**Work to be completed**
Every record below should be written out exactly; pictures stay out.

Dataset items:
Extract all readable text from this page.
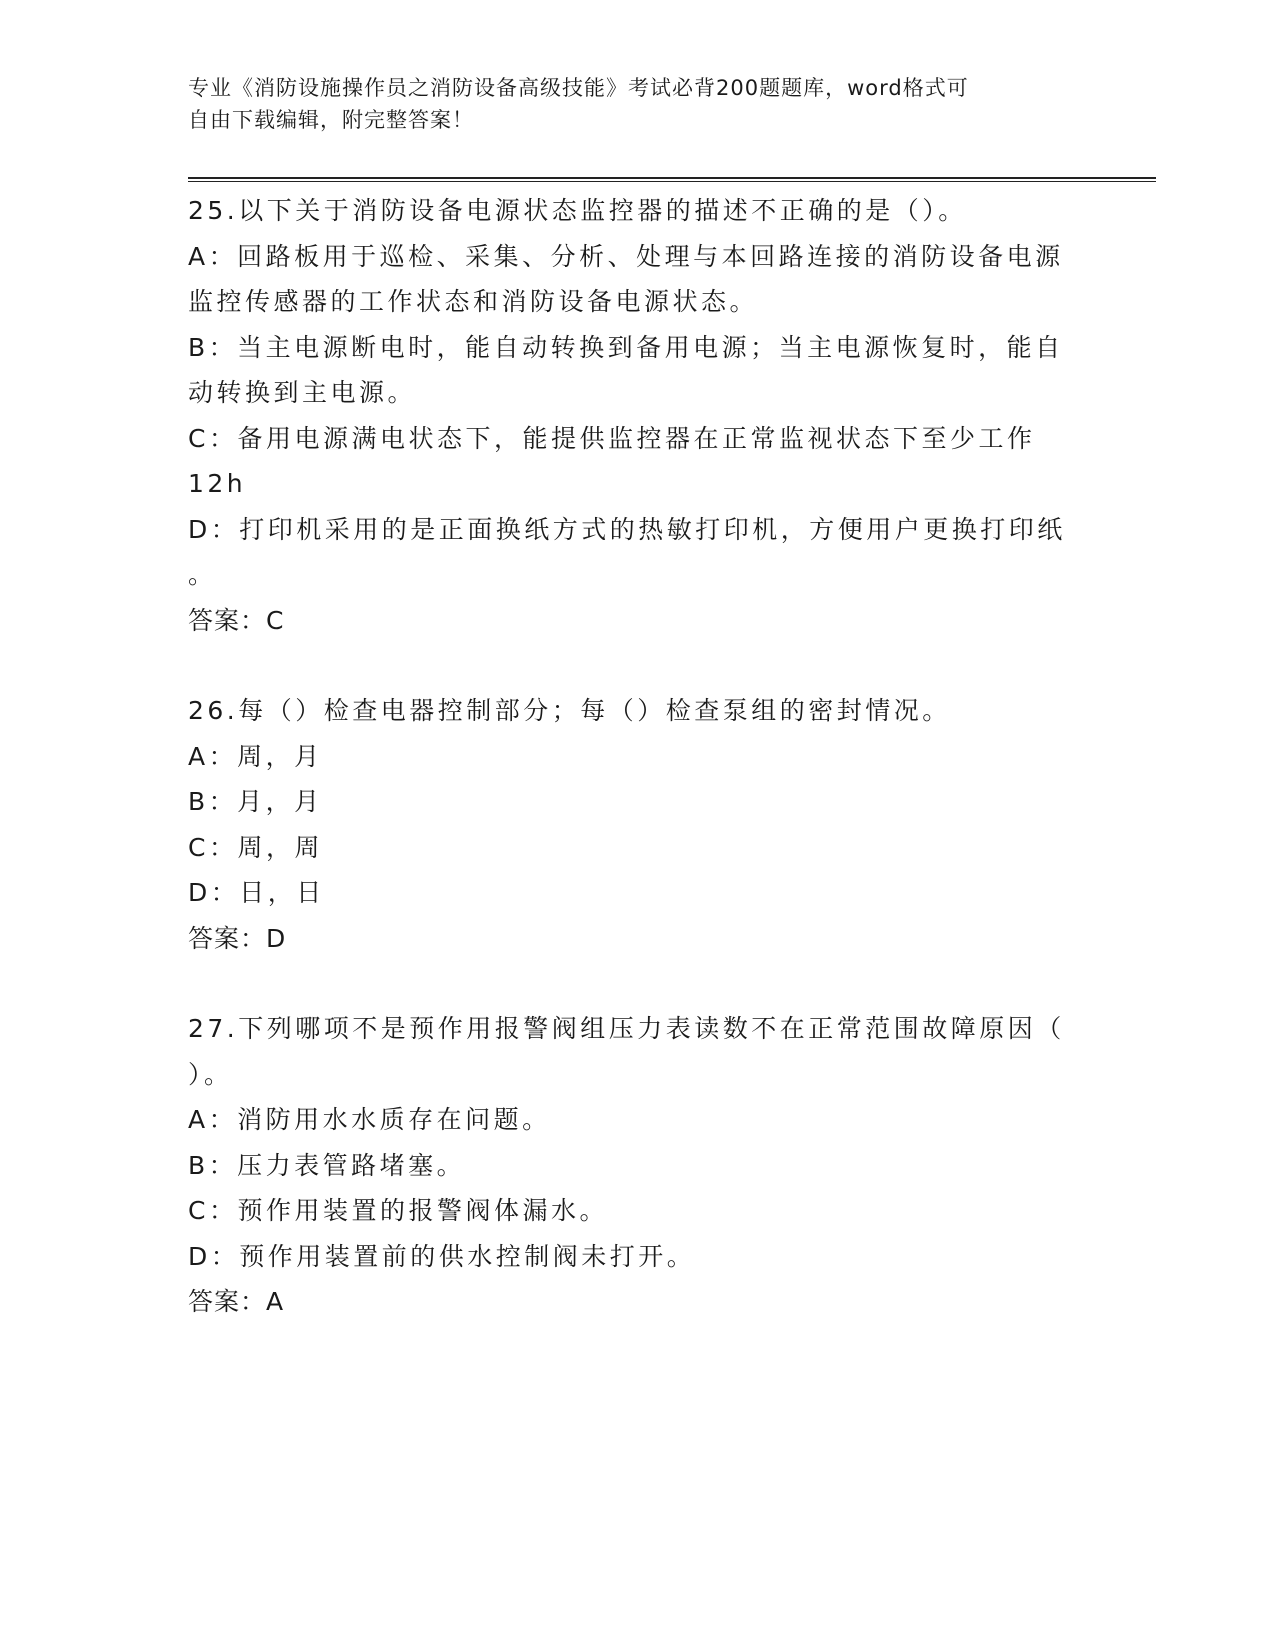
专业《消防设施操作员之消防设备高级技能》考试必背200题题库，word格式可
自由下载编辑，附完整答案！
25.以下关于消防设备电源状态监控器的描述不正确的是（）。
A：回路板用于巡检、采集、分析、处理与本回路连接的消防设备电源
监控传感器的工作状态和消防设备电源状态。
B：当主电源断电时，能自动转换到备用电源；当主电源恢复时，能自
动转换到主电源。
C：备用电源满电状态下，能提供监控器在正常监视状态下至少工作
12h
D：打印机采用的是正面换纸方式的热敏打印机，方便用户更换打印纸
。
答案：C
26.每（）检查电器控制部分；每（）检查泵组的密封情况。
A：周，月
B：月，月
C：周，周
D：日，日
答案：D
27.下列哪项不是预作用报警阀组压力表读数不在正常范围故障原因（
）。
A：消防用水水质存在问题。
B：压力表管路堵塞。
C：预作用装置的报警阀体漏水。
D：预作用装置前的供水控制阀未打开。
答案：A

**Correct answer**
Extract all readable text from this page.
专业《消防设施操作员之消防设备高级技能》考试必背200题题库，word格式可
自由下载编辑，附完整答案！
25.以下关于消防设备电源状态监控器的描述不正确的是（）。
A：回路板用于巡检、采集、分析、处理与本回路连接的消防设备电源
监控传感器的工作状态和消防设备电源状态。
B：当主电源断电时，能自动转换到备用电源；当主电源恢复时，能自
动转换到主电源。
C：备用电源满电状态下，能提供监控器在正常监视状态下至少工作
12h
D：打印机采用的是正面换纸方式的热敏打印机，方便用户更换打印纸
。
答案：C
26.每（）检查电器控制部分；每（）检查泵组的密封情况。
A：周，月
B：月，月
C：周，周
D：日，日
答案：D
27.下列哪项不是预作用报警阀组压力表读数不在正常范围故障原因（
）。
A：消防用水水质存在问题。
B：压力表管路堵塞。
C：预作用装置的报警阀体漏水。
D：预作用装置前的供水控制阀未打开。
答案：A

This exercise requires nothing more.